## Problem description
Check each line for the string "ylabel" and give only the count of lines that have it.

## Data supplied

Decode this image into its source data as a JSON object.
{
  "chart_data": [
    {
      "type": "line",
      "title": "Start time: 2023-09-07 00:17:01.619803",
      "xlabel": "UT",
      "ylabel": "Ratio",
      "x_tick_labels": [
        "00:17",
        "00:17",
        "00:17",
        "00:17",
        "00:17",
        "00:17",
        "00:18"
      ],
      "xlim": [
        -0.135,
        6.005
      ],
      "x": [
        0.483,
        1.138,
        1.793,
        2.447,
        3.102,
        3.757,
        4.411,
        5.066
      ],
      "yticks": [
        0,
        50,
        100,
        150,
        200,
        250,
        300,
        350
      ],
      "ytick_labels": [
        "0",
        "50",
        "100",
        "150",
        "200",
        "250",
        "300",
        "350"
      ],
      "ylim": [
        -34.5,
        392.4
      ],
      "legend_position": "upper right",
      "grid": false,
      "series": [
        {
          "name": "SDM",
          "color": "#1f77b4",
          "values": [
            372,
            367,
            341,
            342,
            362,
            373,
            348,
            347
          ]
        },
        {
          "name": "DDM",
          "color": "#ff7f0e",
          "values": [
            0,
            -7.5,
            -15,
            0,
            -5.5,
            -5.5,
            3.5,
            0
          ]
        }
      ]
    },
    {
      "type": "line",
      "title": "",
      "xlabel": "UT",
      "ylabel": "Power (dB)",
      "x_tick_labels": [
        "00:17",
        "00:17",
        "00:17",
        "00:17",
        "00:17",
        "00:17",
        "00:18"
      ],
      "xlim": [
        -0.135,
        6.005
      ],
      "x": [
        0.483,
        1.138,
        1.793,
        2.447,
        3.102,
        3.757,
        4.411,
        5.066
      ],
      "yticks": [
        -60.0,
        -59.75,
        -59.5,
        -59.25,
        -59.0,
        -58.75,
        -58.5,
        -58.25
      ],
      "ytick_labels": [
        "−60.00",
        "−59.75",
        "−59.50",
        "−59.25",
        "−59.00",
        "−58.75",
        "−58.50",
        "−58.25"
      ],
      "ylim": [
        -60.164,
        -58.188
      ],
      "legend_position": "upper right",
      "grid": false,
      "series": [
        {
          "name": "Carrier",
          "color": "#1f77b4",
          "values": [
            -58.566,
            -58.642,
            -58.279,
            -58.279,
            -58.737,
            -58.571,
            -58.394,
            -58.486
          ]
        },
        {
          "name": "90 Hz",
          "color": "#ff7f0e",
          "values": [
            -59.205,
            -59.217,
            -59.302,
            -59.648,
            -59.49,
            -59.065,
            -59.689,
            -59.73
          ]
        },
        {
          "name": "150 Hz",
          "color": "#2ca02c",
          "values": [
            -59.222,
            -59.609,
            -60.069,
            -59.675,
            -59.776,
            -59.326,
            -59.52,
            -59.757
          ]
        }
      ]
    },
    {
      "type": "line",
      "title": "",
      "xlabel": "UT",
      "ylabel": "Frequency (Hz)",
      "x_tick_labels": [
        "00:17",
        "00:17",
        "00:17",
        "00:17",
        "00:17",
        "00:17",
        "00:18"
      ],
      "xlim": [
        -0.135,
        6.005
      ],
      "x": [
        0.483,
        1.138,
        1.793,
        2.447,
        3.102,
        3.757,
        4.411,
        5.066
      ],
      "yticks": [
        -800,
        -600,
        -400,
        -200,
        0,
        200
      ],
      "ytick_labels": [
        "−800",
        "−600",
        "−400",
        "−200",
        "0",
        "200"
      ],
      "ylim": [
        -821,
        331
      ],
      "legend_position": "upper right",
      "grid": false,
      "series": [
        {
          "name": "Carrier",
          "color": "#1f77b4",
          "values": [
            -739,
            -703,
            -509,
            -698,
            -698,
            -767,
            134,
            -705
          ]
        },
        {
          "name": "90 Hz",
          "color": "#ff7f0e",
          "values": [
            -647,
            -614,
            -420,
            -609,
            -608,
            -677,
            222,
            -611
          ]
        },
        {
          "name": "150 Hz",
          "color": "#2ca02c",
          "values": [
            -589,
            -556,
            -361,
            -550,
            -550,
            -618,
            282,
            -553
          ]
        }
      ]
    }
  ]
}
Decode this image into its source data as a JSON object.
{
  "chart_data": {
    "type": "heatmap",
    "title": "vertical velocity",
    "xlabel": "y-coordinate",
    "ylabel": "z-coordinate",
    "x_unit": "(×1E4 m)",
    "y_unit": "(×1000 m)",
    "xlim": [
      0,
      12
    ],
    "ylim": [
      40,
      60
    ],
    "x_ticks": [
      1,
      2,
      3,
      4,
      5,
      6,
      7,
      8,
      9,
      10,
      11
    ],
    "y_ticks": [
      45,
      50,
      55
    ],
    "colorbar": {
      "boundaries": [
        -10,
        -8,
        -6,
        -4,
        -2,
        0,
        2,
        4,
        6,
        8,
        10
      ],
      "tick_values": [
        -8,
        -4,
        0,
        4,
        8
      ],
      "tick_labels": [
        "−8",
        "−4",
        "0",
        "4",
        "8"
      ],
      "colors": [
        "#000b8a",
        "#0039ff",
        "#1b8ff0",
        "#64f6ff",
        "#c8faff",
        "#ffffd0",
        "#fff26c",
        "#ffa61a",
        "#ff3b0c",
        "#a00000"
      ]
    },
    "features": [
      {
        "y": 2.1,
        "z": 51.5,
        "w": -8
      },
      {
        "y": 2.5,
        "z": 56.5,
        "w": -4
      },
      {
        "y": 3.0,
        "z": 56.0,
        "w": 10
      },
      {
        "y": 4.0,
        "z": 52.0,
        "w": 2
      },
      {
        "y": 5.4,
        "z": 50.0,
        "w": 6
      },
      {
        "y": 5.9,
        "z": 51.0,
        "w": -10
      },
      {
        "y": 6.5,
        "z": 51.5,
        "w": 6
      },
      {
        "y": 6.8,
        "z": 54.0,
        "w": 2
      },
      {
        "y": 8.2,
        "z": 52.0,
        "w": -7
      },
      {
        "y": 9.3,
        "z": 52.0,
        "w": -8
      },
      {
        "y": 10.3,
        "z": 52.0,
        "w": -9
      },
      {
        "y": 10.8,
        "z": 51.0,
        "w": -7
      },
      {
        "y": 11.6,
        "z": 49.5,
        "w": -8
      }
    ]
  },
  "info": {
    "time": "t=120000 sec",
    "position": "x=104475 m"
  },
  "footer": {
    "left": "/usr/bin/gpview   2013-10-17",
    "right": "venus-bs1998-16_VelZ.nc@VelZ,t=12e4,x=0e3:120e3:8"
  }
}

## Complete output
4